▸ Task requirements:
Take down each entry exactly as written.

_____

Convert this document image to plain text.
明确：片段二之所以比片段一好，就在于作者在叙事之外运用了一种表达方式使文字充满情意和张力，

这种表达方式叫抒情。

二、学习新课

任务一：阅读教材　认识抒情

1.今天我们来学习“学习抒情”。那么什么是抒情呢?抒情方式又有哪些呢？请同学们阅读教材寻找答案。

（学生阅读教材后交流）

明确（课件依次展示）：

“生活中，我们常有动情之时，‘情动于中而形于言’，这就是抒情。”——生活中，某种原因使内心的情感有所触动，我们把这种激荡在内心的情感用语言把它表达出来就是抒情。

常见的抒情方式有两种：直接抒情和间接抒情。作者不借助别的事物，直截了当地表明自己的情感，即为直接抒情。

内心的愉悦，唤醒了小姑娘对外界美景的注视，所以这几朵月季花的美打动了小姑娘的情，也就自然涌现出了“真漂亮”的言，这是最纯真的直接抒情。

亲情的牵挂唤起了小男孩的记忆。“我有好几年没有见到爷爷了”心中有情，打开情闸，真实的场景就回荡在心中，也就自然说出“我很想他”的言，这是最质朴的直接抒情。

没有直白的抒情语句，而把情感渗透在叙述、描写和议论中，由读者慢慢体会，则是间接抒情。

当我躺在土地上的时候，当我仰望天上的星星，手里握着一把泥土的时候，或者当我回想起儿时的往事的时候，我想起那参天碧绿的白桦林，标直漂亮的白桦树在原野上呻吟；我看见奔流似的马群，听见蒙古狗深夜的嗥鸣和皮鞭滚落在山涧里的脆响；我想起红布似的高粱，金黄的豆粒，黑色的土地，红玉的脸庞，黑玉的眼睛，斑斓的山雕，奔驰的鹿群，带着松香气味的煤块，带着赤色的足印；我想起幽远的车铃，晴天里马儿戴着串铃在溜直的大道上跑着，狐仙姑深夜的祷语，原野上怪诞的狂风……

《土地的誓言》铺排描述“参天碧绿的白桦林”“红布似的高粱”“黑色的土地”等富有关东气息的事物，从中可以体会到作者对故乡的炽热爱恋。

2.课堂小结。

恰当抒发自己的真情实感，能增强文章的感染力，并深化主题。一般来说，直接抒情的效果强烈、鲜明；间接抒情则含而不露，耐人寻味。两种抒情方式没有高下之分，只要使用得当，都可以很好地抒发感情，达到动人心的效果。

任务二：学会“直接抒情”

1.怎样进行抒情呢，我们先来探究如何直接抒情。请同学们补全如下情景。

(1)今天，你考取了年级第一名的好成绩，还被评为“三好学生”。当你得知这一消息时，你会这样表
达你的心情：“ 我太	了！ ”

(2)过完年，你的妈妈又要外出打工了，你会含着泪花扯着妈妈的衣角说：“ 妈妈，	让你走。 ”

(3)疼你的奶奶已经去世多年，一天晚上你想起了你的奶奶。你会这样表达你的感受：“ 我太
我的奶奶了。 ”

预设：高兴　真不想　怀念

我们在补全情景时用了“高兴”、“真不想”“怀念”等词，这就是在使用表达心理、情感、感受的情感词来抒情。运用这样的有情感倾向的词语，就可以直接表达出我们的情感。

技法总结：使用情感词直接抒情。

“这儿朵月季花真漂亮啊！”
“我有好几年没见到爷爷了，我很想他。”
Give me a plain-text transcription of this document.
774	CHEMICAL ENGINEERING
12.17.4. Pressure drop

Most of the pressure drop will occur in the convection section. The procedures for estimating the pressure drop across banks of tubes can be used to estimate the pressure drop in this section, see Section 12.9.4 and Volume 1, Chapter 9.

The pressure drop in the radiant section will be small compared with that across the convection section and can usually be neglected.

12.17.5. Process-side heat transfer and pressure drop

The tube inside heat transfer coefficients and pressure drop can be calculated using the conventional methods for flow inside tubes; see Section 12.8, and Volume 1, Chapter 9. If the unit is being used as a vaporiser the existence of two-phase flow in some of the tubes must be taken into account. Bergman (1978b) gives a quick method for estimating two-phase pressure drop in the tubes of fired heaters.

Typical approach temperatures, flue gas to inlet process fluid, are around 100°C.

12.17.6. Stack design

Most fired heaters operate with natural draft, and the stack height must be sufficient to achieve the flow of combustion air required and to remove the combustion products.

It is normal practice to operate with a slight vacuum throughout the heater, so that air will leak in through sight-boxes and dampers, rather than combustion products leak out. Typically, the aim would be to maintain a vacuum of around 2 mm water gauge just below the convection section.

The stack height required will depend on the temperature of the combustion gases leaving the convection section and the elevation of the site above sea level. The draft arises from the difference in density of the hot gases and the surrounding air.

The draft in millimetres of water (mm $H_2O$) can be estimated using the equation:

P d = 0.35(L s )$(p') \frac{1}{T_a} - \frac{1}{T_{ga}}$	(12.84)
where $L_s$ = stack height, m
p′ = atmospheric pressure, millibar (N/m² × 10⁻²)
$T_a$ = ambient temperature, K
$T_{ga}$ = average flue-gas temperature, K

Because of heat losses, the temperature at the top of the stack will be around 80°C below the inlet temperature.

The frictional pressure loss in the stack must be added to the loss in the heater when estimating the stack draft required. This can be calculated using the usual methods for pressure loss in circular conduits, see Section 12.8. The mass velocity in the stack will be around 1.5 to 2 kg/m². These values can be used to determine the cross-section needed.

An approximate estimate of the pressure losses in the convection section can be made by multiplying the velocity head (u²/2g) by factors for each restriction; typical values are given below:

_____

▸ Response below:
Convert this document image to plain text.
明确：片段二之所以比片段一好，就在于作者在叙事之外运用了一种表达方式使文字充满情意和张力，

这种表达方式叫抒情。

二、学习新课

任务一：阅读教材　认识抒情

1.今天我们来学习“学习抒情”。那么什么是抒情呢?抒情方式又有哪些呢？请同学们阅读教材寻找答案。

（学生阅读教材后交流）

明确（课件依次展示）：

“生活中，我们常有动情之时，‘情动于中而形于言’，这就是抒情。”——生活中，某种原因使内心的情感有所触动，我们把这种激荡在内心的情感用语言把它表达出来就是抒情。

常见的抒情方式有两种：直接抒情和间接抒情。作者不借助别的事物，直截了当地表明自己的情感，即为直接抒情。

内心的愉悦，唤醒了小姑娘对外界美景的注视，所以这几朵月季花的美打动了小姑娘的情，也就自然涌现出了“真漂亮”的言，这是最纯真的直接抒情。

亲情的牵挂唤起了小男孩的记忆。“我有好几年没有见到爷爷了”心中有情，打开情闸，真实的场景就回荡在心中，也就自然说出“我很想他”的言，这是最质朴的直接抒情。

没有直白的抒情语句，而把情感渗透在叙述、描写和议论中，由读者慢慢体会，则是间接抒情。

当我躺在土地上的时候，当我仰望天上的星星，手里握着一把泥土的时候，或者当我回想起儿时的往事的时候，我想起那参天碧绿的白桦林，标直漂亮的白桦树在原野上呻吟；我看见奔流似的马群，听见蒙古狗深夜的嗥鸣和皮鞭滚落在山涧里的脆响；我想起红布似的高粱，金黄的豆粒，黑色的土地，红玉的脸庞，黑玉的眼睛，斑斓的山雕，奔驰的鹿群，带着松香气味的煤块，带着赤色的足印；我想起幽远的车铃，晴天里马儿戴着串铃在溜直的大道上跑着，狐仙姑深夜的祷语，原野上怪诞的狂风……

《土地的誓言》铺排描述“参天碧绿的白桦林”“红布似的高粱”“黑色的土地”等富有关东气息的事物，从中可以体会到作者对故乡的炽热爱恋。

2.课堂小结。

恰当抒发自己的真情实感，能增强文章的感染力，并深化主题。一般来说，直接抒情的效果强烈、鲜明；间接抒情则含而不露，耐人寻味。两种抒情方式没有高下之分，只要使用得当，都可以很好地抒发感情，达到动人心的效果。

任务二：学会“直接抒情”

1.怎样进行抒情呢，我们先来探究如何直接抒情。请同学们补全如下情景。

(1)今天，你考取了年级第一名的好成绩，还被评为“三好学生”。当你得知这一消息时，你会这样表
达你的心情：“ 我太	了！ ”

(2)过完年，你的妈妈又要外出打工了，你会含着泪花扯着妈妈的衣角说：“ 妈妈，	让你走。 ”

(3)疼你的奶奶已经去世多年，一天晚上你想起了你的奶奶。你会这样表达你的感受：“ 我太
我的奶奶了。 ”

预设：高兴　真不想　怀念

我们在补全情景时用了“高兴”、“真不想”“怀念”等词，这就是在使用表达心理、情感、感受的情感词来抒情。运用这样的有情感倾向的词语，就可以直接表达出我们的情感。

技法总结：使用情感词直接抒情。

“这儿朵月季花真漂亮啊！”
“我有好几年没见到爷爷了，我很想他。”
Give me a plain-text transcription of this document.
774	CHEMICAL ENGINEERING
12.17.4. Pressure drop

Most of the pressure drop will occur in the convection section. The procedures for estimating the pressure drop across banks of tubes can be used to estimate the pressure drop in this section, see Section 12.9.4 and Volume 1, Chapter 9.

The pressure drop in the radiant section will be small compared with that across the convection section and can usually be neglected.

12.17.5. Process-side heat transfer and pressure drop

The tube inside heat transfer coefficients and pressure drop can be calculated using the conventional methods for flow inside tubes; see Section 12.8, and Volume 1, Chapter 9. If the unit is being used as a vaporiser the existence of two-phase flow in some of the tubes must be taken into account. Bergman (1978b) gives a quick method for estimating two-phase pressure drop in the tubes of fired heaters.

Typical approach temperatures, flue gas to inlet process fluid, are around 100°C.

12.17.6. Stack design

Most fired heaters operate with natural draft, and the stack height must be sufficient to achieve the flow of combustion air required and to remove the combustion products.

It is normal practice to operate with a slight vacuum throughout the heater, so that air will leak in through sight-boxes and dampers, rather than combustion products leak out. Typically, the aim would be to maintain a vacuum of around 2 mm water gauge just below the convection section.

The stack height required will depend on the temperature of the combustion gases leaving the convection section and the elevation of the site above sea level. The draft arises from the difference in density of the hot gases and the surrounding air.

The draft in millimetres of water (mm $H_2O$) can be estimated using the equation:

P d = 0.35(L s )$(p') \frac{1}{T_a} - \frac{1}{T_{ga}}$	(12.84)
where $L_s$ = stack height, m
p′ = atmospheric pressure, millibar (N/m² × 10⁻²)
$T_a$ = ambient temperature, K
$T_{ga}$ = average flue-gas temperature, K

Because of heat losses, the temperature at the top of the stack will be around 80°C below the inlet temperature.

The frictional pressure loss in the stack must be added to the loss in the heater when estimating the stack draft required. This can be calculated using the usual methods for pressure loss in circular conduits, see Section 12.8. The mass velocity in the stack will be around 1.5 to 2 kg/m². These values can be used to determine the cross-section needed.

An approximate estimate of the pressure losses in the convection section can be made by multiplying the velocity head (u²/2g) by factors for each restriction; typical values are given below:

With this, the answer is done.